#### Aim of the exercise:
Repeat the listing below in full, exactly as it stands.

#### Dataset entries:
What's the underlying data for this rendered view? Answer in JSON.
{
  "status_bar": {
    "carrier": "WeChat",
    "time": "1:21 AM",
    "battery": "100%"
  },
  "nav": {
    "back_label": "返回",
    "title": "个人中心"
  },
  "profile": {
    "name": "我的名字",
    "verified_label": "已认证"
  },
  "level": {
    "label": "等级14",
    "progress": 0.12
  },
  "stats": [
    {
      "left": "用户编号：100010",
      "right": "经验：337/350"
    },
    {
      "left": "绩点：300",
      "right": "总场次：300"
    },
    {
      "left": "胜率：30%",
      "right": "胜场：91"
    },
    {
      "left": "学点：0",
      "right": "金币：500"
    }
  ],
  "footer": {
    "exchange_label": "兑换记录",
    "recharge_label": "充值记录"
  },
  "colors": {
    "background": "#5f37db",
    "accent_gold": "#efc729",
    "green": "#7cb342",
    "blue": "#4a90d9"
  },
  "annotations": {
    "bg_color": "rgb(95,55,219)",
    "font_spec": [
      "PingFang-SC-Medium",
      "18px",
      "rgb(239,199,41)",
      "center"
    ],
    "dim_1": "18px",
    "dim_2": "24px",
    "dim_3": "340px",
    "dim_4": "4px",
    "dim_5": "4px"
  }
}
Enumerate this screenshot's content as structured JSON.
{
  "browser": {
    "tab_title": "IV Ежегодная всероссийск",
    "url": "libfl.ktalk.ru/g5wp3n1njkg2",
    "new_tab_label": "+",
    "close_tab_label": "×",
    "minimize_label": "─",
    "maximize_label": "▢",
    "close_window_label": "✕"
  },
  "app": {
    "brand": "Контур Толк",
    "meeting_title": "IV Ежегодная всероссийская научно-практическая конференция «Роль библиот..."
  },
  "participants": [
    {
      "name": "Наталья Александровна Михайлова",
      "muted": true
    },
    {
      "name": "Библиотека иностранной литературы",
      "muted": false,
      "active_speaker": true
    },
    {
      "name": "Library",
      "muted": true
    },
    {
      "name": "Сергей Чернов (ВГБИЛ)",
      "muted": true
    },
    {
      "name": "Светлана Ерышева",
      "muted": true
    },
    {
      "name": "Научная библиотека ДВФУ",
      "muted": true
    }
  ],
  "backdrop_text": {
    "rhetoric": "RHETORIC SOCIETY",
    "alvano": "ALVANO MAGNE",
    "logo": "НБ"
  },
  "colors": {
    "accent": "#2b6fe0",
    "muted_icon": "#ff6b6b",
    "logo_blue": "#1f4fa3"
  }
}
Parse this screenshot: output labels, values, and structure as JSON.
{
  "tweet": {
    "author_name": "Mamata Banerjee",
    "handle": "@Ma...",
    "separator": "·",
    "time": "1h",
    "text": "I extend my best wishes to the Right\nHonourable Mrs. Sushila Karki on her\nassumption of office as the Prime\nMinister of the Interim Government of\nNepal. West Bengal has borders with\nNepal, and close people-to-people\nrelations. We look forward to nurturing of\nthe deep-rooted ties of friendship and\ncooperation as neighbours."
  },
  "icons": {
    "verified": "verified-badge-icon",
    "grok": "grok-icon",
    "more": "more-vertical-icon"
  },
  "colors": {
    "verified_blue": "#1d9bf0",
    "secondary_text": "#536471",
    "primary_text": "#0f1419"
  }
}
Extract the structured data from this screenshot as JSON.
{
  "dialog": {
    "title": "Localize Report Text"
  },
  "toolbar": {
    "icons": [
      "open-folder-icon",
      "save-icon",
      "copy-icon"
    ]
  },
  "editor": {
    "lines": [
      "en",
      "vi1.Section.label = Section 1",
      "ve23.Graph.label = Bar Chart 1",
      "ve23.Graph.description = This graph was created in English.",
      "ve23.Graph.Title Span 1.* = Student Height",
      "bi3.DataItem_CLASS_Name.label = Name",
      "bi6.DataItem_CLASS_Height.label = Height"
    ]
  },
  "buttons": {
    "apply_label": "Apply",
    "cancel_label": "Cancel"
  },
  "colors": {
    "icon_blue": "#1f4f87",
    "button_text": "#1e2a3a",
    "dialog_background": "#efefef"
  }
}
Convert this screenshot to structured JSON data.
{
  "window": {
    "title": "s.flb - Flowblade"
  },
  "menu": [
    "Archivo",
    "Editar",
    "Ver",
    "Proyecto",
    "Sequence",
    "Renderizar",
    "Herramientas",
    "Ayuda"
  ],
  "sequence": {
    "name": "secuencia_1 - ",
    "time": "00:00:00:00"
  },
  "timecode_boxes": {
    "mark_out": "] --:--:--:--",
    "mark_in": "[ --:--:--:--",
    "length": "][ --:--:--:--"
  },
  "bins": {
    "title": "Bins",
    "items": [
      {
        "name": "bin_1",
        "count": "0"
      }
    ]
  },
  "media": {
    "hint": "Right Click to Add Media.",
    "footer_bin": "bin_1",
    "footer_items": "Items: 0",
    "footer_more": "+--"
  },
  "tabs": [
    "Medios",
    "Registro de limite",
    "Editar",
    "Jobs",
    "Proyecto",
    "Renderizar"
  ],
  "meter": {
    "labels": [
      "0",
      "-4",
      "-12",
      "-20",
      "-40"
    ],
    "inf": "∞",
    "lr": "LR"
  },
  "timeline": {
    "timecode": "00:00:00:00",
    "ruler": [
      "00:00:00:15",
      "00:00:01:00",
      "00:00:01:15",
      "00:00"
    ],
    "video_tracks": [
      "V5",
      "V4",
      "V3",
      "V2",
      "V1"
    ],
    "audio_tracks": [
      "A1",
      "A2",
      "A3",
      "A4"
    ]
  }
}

#### Finished answer:
What's the underlying data for this rendered view? Answer in JSON.
{
  "status_bar": {
    "carrier": "WeChat",
    "time": "1:21 AM",
    "battery": "100%"
  },
  "nav": {
    "back_label": "返回",
    "title": "个人中心"
  },
  "profile": {
    "name": "我的名字",
    "verified_label": "已认证"
  },
  "level": {
    "label": "等级14",
    "progress": 0.12
  },
  "stats": [
    {
      "left": "用户编号：100010",
      "right": "经验：337/350"
    },
    {
      "left": "绩点：300",
      "right": "总场次：300"
    },
    {
      "left": "胜率：30%",
      "right": "胜场：91"
    },
    {
      "left": "学点：0",
      "right": "金币：500"
    }
  ],
  "footer": {
    "exchange_label": "兑换记录",
    "recharge_label": "充值记录"
  },
  "colors": {
    "background": "#5f37db",
    "accent_gold": "#efc729",
    "green": "#7cb342",
    "blue": "#4a90d9"
  },
  "annotations": {
    "bg_color": "rgb(95,55,219)",
    "font_spec": [
      "PingFang-SC-Medium",
      "18px",
      "rgb(239,199,41)",
      "center"
    ],
    "dim_1": "18px",
    "dim_2": "24px",
    "dim_3": "340px",
    "dim_4": "4px",
    "dim_5": "4px"
  }
}
Enumerate this screenshot's content as structured JSON.
{
  "browser": {
    "tab_title": "IV Ежегодная всероссийск",
    "url": "libfl.ktalk.ru/g5wp3n1njkg2",
    "new_tab_label": "+",
    "close_tab_label": "×",
    "minimize_label": "─",
    "maximize_label": "▢",
    "close_window_label": "✕"
  },
  "app": {
    "brand": "Контур Толк",
    "meeting_title": "IV Ежегодная всероссийская научно-практическая конференция «Роль библиот..."
  },
  "participants": [
    {
      "name": "Наталья Александровна Михайлова",
      "muted": true
    },
    {
      "name": "Библиотека иностранной литературы",
      "muted": false,
      "active_speaker": true
    },
    {
      "name": "Library",
      "muted": true
    },
    {
      "name": "Сергей Чернов (ВГБИЛ)",
      "muted": true
    },
    {
      "name": "Светлана Ерышева",
      "muted": true
    },
    {
      "name": "Научная библиотека ДВФУ",
      "muted": true
    }
  ],
  "backdrop_text": {
    "rhetoric": "RHETORIC SOCIETY",
    "alvano": "ALVANO MAGNE",
    "logo": "НБ"
  },
  "colors": {
    "accent": "#2b6fe0",
    "muted_icon": "#ff6b6b",
    "logo_blue": "#1f4fa3"
  }
}
Parse this screenshot: output labels, values, and structure as JSON.
{
  "tweet": {
    "author_name": "Mamata Banerjee",
    "handle": "@Ma...",
    "separator": "·",
    "time": "1h",
    "text": "I extend my best wishes to the Right\nHonourable Mrs. Sushila Karki on her\nassumption of office as the Prime\nMinister of the Interim Government of\nNepal. West Bengal has borders with\nNepal, and close people-to-people\nrelations. We look forward to nurturing of\nthe deep-rooted ties of friendship and\ncooperation as neighbours."
  },
  "icons": {
    "verified": "verified-badge-icon",
    "grok": "grok-icon",
    "more": "more-vertical-icon"
  },
  "colors": {
    "verified_blue": "#1d9bf0",
    "secondary_text": "#536471",
    "primary_text": "#0f1419"
  }
}
Extract the structured data from this screenshot as JSON.
{
  "dialog": {
    "title": "Localize Report Text"
  },
  "toolbar": {
    "icons": [
      "open-folder-icon",
      "save-icon",
      "copy-icon"
    ]
  },
  "editor": {
    "lines": [
      "en",
      "vi1.Section.label = Section 1",
      "ve23.Graph.label = Bar Chart 1",
      "ve23.Graph.description = This graph was created in English.",
      "ve23.Graph.Title Span 1.* = Student Height",
      "bi3.DataItem_CLASS_Name.label = Name",
      "bi6.DataItem_CLASS_Height.label = Height"
    ]
  },
  "buttons": {
    "apply_label": "Apply",
    "cancel_label": "Cancel"
  },
  "colors": {
    "icon_blue": "#1f4f87",
    "button_text": "#1e2a3a",
    "dialog_background": "#efefef"
  }
}
Convert this screenshot to structured JSON data.
{
  "window": {
    "title": "s.flb - Flowblade"
  },
  "menu": [
    "Archivo",
    "Editar",
    "Ver",
    "Proyecto",
    "Sequence",
    "Renderizar",
    "Herramientas",
    "Ayuda"
  ],
  "sequence": {
    "name": "secuencia_1 - ",
    "time": "00:00:00:00"
  },
  "timecode_boxes": {
    "mark_out": "] --:--:--:--",
    "mark_in": "[ --:--:--:--",
    "length": "][ --:--:--:--"
  },
  "bins": {
    "title": "Bins",
    "items": [
      {
        "name": "bin_1",
        "count": "0"
      }
    ]
  },
  "media": {
    "hint": "Right Click to Add Media.",
    "footer_bin": "bin_1",
    "footer_items": "Items: 0",
    "footer_more": "+--"
  },
  "tabs": [
    "Medios",
    "Registro de limite",
    "Editar",
    "Jobs",
    "Proyecto",
    "Renderizar"
  ],
  "meter": {
    "labels": [
      "0",
      "-4",
      "-12",
      "-20",
      "-40"
    ],
    "inf": "∞",
    "lr": "LR"
  },
  "timeline": {
    "timecode": "00:00:00:00",
    "ruler": [
      "00:00:00:15",
      "00:00:01:00",
      "00:00:01:15",
      "00:00"
    ],
    "video_tracks": [
      "V5",
      "V4",
      "V3",
      "V2",
      "V1"
    ],
    "audio_tracks": [
      "A1",
      "A2",
      "A3",
      "A4"
    ]
  }
}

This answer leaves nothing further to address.